### Задания
(A) Как перевести на английский предложение «Ее увлеченность заразительна.» из статьи о MATEO?
(B) Как будет выглядеть отрывок статьи о MATEO, если заменить в нем «фарфора» на «стекла»? Начните со слов «Вероника по образованию», остановитесь после слов «основать свои традиции.» и приведите отрывок целиком.
(C) Как могла бы продолжиться статья о MATEO после последнего приведенного абзаца? Напишите следующую часть.

### Текст статьи
Посуда и традиции
Российский фарфор вступил в схватку с европейской легендой
MATEO
дизайн-студия, интернет-магазин
Вероника Лазарева, создавшая компанию MATEO и назвавшая ее в честь своего сына Матвея, неуловимо напоминает Джулию Робертс. Ее увлеченность заразительна. О трудностях она вспоминает с улыбкой: «Я сначала создала компанию, а потом уже стала думать, как все это продается. Я же дизайнер. А если бы я была маркетологом и знала, на чем споткнусь, то, может быть, вообще не ввязалась бы в это семь лет назад».
Вероника по образованию художник-модельер, в 1990-е годы у нее было свое ателье одежды. Потом она постепенно переориентировалась на дизайн интерьеров. Это давало больше возможностей, а после развода она осталась с двумя маленькими детьми.
Оформляя интерьеры, она постоянно сталкивалась с проблемой: нет такого хрусталя и фарфора, какой она себе представляла. «Аналогов тому, что мы затеяли, не было: не существовало компании, которая с нуля, без всякой основы, то есть без завода, начинает выпускать хрусталь и посуду», — рассказывает Лазарева. Ей хотелось не только стать пионером производства, но и основать свои традиции.
В бизнес Вероника вложила собственные деньги и решила обойтись без кредитов — боялась, что не сможет просчитать последствия. Забраковала нескольких маркетологов: «Они могли создать разовый проект, а не рабочую структуру. Но это разные вещи. Мы должны пользоваться теми возможностями, которые существуют реально».
Сначала в поисках производства Вероника ездила по России, пока ей не стало очевидно, что здесь его не открыть. «Мы приняли очень правильное на тот момент решение: не затевать свое производство, потому что его тяжело поднимать, а распределять заказы по заводам, которые уже существуют», — рассказывает она. Начиная сотрудничество с Гусь-Хрустальным, Лазарева столкнулась с тем, что производители с трудом понимают функции дизайнеров и не слишком самостоятельны. «Выяснилось, что заводы могут работать с нами, только если мы «заказчики» и они делают конкретную партию по нашим эскизам. Мы же хотели сотрудничества, чтобы они использовали свои мощности, мы — свои дизайнерские разработки, и мы вместе работали с магазинами. Но это не нашло понимания».

### Сохранённые строки
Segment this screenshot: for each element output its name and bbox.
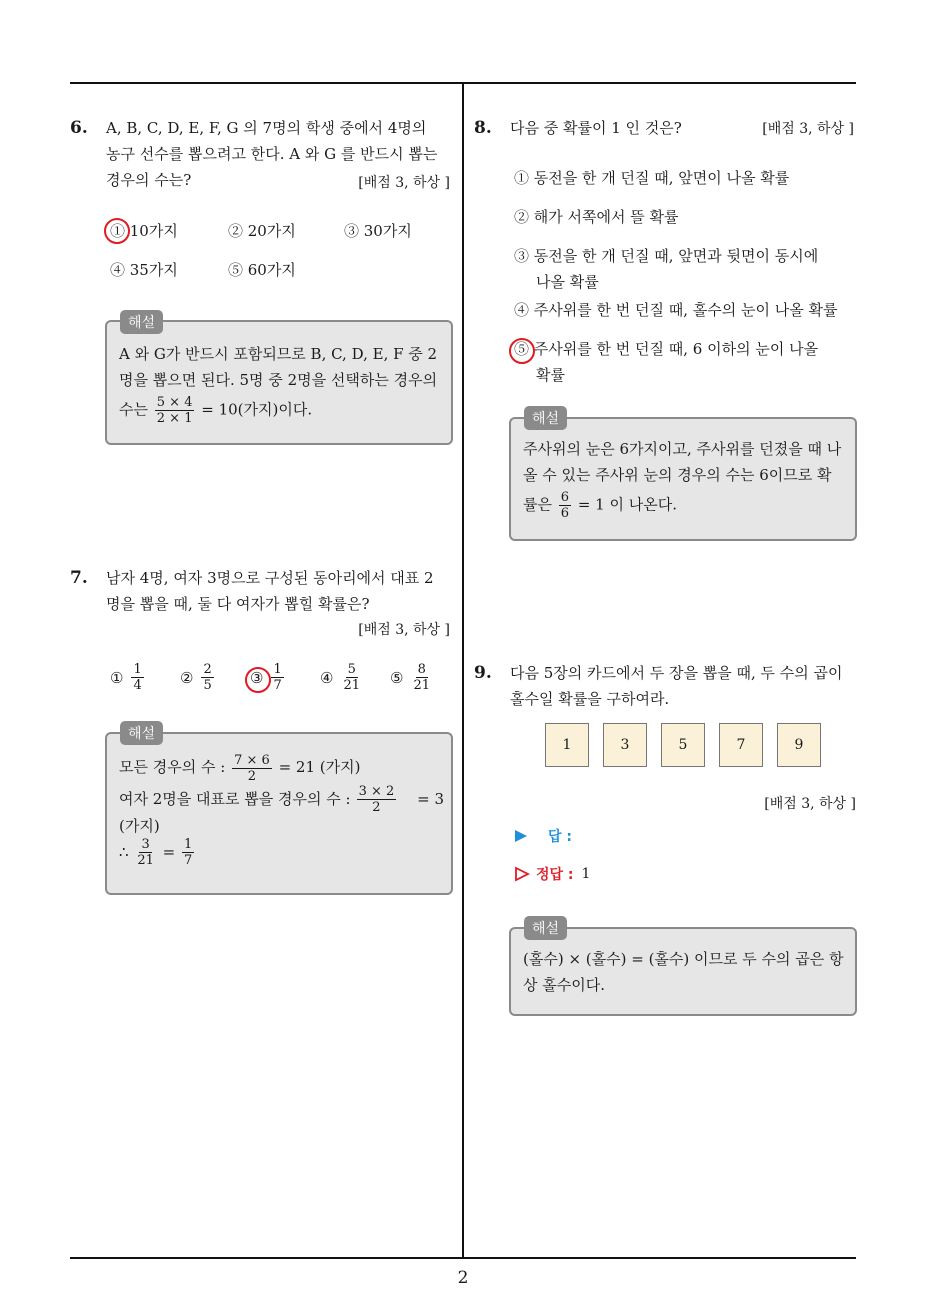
q6-explain-line-1: A 와 G가 반드시 포함되므로 B, C, D, E, F 중 2: [119, 345, 438, 363]
q9-explanation-text: [523, 946, 848, 998]
fraction-numerator: 3 × 2: [358, 783, 395, 799]
number-card: 5: [661, 723, 705, 767]
number-card: 3: [603, 723, 647, 767]
q9-text: [510, 660, 855, 712]
fraction-denominator: 21: [413, 678, 430, 693]
q7-option-5-label: ⑤: [390, 668, 404, 687]
q9-answer-label: 답 :: [548, 829, 572, 845]
fraction-numerator: 7 × 6: [234, 752, 270, 768]
fraction-numerator: 1: [273, 662, 282, 677]
q6-explain-pre: 수는: [119, 400, 148, 419]
q6-option-3[interactable]: ③ 30가지: [344, 222, 412, 240]
q8-option-5[interactable]: [514, 336, 818, 388]
q7-option-3-fraction: [271, 662, 283, 693]
q7-option-1[interactable]: [110, 662, 146, 693]
q8-option-3-line-2: 나올 확률: [536, 273, 599, 291]
fraction-numerator: 1: [133, 662, 142, 677]
q7-number: 7.: [70, 568, 88, 588]
q8-explain-line-1: 주사위의 눈은 6가지이고, 주사위를 던졌을 때 나: [523, 440, 842, 458]
answer-mark-circle: [104, 218, 130, 244]
q7-line4-pre: ∴: [119, 842, 129, 861]
column-divider: [462, 83, 464, 1258]
q7-meta: [배점 3, 하상 ]: [358, 622, 450, 638]
answer-mark-circle: [509, 338, 535, 364]
q9-meta: [배점 3, 하상 ]: [764, 796, 856, 812]
q8-number: 8.: [474, 118, 492, 138]
q7-line1-post: = 21 (가지): [278, 758, 361, 776]
q6-line-1: A, B, C, D, E, F, G 의 7명의 학생 중에서 4명의: [106, 119, 427, 137]
q6-line-2: 농구 선수를 뽑으려고 한다. A 와 G 를 반드시 뽑는: [106, 145, 438, 163]
q6-explanation-tag: 해설: [120, 310, 163, 334]
q8-explain-line-3: [523, 490, 848, 521]
q6-option-1[interactable]: ① 10가지: [110, 222, 178, 240]
fraction-denominator: 7: [184, 853, 193, 868]
q8-meta: [배점 3, 하상 ]: [762, 121, 854, 137]
q8-option-2[interactable]: ② 해가 서쪽에서 뜰 확률: [514, 208, 679, 226]
q6-option-2[interactable]: ② 20가지: [228, 222, 296, 240]
q7-line1-pre: 모든 경우의 수 :: [119, 758, 226, 776]
q6-explain-line-3: [119, 395, 444, 426]
fraction-numerator: 5 × 4: [156, 395, 193, 410]
q7-option-2[interactable]: [180, 662, 216, 693]
q8-option-3-line-1: ③ 동전을 한 개 던질 때, 앞면과 뒷면이 동시에: [514, 247, 819, 265]
q6-explain-line-2: 명을 뽑으면 된다. 5명 중 2명을 선택하는 경우의: [119, 371, 438, 389]
q7-text: [106, 565, 451, 617]
q7-line1-fraction: [232, 753, 272, 784]
q9-number: 9.: [474, 663, 492, 683]
q7-line4-fraction-1: [135, 837, 156, 868]
q9-answer-row[interactable]: [514, 826, 572, 846]
q9-line-1: 다음 5장의 카드에서 두 장을 뽑을 때, 두 수의 곱이: [510, 664, 843, 682]
fraction-numerator: 1: [184, 837, 193, 852]
fraction-numerator: 3: [141, 837, 150, 852]
q7-option-2-label: ②: [180, 668, 194, 687]
q7-option-1-label: ①: [110, 668, 124, 687]
q8-option-5-line-1: ⑤ 주사위를 한 번 던질 때, 6 이하의 눈이 나올: [514, 340, 819, 358]
q9-correct-value: 1: [581, 866, 591, 882]
q6-option-5[interactable]: ⑤ 60가지: [228, 261, 296, 279]
q7-explanation-tag: 해설: [120, 721, 163, 745]
q8-explanation-text: [523, 436, 848, 521]
q6-explain-fraction: [155, 395, 195, 426]
q6-explain-post: = 10(가지)이다.: [201, 400, 313, 419]
fraction-denominator: 5: [203, 678, 212, 693]
q8-text: 다음 중 확률이 1 인 것은?: [510, 119, 682, 137]
q8-option-4[interactable]: ④ 주사위를 한 번 던질 때, 홀수의 눈이 나올 확률: [514, 301, 838, 319]
q7-line4-fraction-2: [182, 837, 194, 868]
q9-explain-line-1: (홀수) × (홀수) = (홀수) 이므로 두 수의 곱은 항: [523, 950, 844, 968]
q8-option-3[interactable]: [514, 243, 818, 295]
number-card: 7: [719, 723, 763, 767]
q6-meta: [배점 3, 하상 ]: [358, 175, 450, 191]
q7-option-4-label: ④: [320, 668, 334, 687]
fraction-numerator: 2: [203, 662, 212, 677]
q9-correct-row: [514, 864, 590, 884]
fraction-denominator: 2: [247, 768, 257, 784]
q7-line2-post: = 3: [417, 790, 444, 808]
fraction-numerator: 8: [417, 662, 426, 677]
q7-line-2: 명을 뽑을 때, 둘 다 여자가 뽑힐 확률은?: [106, 595, 370, 613]
fraction-denominator: 7: [273, 678, 282, 693]
q7-line2-fraction: [357, 784, 397, 815]
fraction-numerator: 6: [560, 490, 570, 505]
q6-option-4[interactable]: ④ 35가지: [110, 261, 178, 279]
q8-option-1[interactable]: ① 동전을 한 개 던질 때, 앞면이 나올 확률: [514, 169, 790, 187]
bottom-rule: [70, 1257, 856, 1259]
q8-option-5-line-2: 확률: [536, 366, 565, 384]
q8-explain-pre: 률은: [523, 495, 552, 514]
q6-number: 6.: [70, 118, 88, 138]
answer-mark-circle: [245, 667, 271, 693]
q7-explain-line-4: [119, 837, 444, 869]
q9-correct-label: 정답 :: [536, 867, 574, 883]
q7-option-4[interactable]: [320, 662, 364, 693]
fraction-denominator: 4: [133, 678, 142, 693]
q7-option-5-fraction: [411, 662, 432, 693]
q9-explain-line-2: 상 홀수이다.: [523, 976, 605, 994]
q7-option-2-fraction: [201, 662, 213, 693]
number-card: 9: [777, 723, 821, 767]
q7-line4-eq: =: [162, 842, 176, 861]
number-card: 1: [545, 723, 589, 767]
q8-explain-fraction: [559, 490, 571, 521]
q7-option-4-fraction: [341, 662, 362, 693]
fraction-denominator: 21: [137, 853, 154, 868]
q8-explanation-tag: 해설: [524, 406, 567, 430]
fraction-denominator: 21: [343, 678, 360, 693]
fraction-numerator: 5: [347, 662, 356, 677]
fraction-denominator: 6: [560, 506, 570, 521]
q7-option-1-fraction: [131, 662, 143, 693]
q8-explain-post: = 1 이 나온다.: [577, 495, 677, 514]
play-arrow-icon: [514, 829, 528, 843]
q7-explanation-text: [119, 752, 444, 868]
q6-line-3: 경우의 수는?: [106, 171, 192, 189]
q7-option-3-label: ③: [250, 668, 264, 687]
fraction-denominator: 2 × 1: [156, 411, 193, 426]
q8-explain-line-2: 올 수 있는 주사위 눈의 경우의 수는 6이므로 확: [523, 466, 832, 484]
q7-explain-line-3: (가지): [119, 816, 160, 835]
fraction-denominator: 2: [372, 799, 381, 815]
q6-explanation-text: [119, 341, 444, 426]
q9-line-2: 홀수일 확률을 구하여라.: [510, 690, 670, 708]
q9-explanation-tag: 해설: [524, 916, 567, 940]
q7-line-1: 남자 4명, 여자 3명으로 구성된 동아리에서 대표 2: [106, 569, 434, 587]
q7-option-5[interactable]: [390, 662, 434, 693]
q7-explain-line-2: [119, 784, 444, 815]
q7-line2-pre: 여자 2명을 대표로 뽑을 경우의 수 :: [119, 790, 351, 808]
outline-arrow-icon: [514, 866, 530, 882]
q7-explain-line-1: [119, 752, 444, 784]
page-number: 2: [457, 1268, 469, 1288]
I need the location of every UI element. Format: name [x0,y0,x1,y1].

### Ответы
(A) Her enthusiasm is contagious.

(B)
Вероника по образованию художник-модельер, в 1990-е годы у нее было свое ателье одежды. Потом она постепенно переориентировалась на дизайн интерьеров. Это давало больше возможностей, а после развода она осталась с двумя маленькими детьми.
Оформляя интерьеры, она постоянно сталкивалась с проблемой: нет такого хрусталя и стекла, какой она себе представляла. «Аналогов тому, что мы затеяли, не было: не существовало компании, которая с нуля, без всякой основы, то есть без завода, начинает выпускать хрусталь и посуду», — рассказывает Лазарева. Ей хотелось не только стать пионером производства, но и основать свои традиции.

(C)
Позже коллекции кроме России (Никольск) стали производить в Чехии, Словакии и Китае. Спустя четыре года хрусталь и стекло захватили Веронику целиком, и интерьерное направление было закрыто: «Нельзя было отвлекаться — это как бросить маленького ребенка, у которого своя скорость развития. Кроме того, создание чего-то нового мне нравится больше, чем комбинация, которую предполагает интерьерный дизайн. Причем я люблю именно малые формы».
Каждый последующий шаг компания проходила как в многоуровневой игре: решили одну задачу — другая будет сложнее. Иногда не могли просчитать количество: например, после пробной партии в 50 тарелок заказали 300, а из них продалось только 30. Или сделали цветные хрустальные бокалы-шары и поставили их в магазины — в течение года они «не шли». И вдруг стали звонить байеры: оказалось, новый дизайн дошел до журналов и был объявлен модной тенденцией. Дизайнеры MATEO просто немного опередили время. «Вообще это нормально — предвосхищать тренды, — считает Вероника. — Дизайнер видит пропорции вокруг — в автомобилях, телефонах, одежде — и преломляет их по-своему. Если к этому подключается маркетолог, можно поймать момент. В этом смысле безукоризненно работают итальянские мебельщики».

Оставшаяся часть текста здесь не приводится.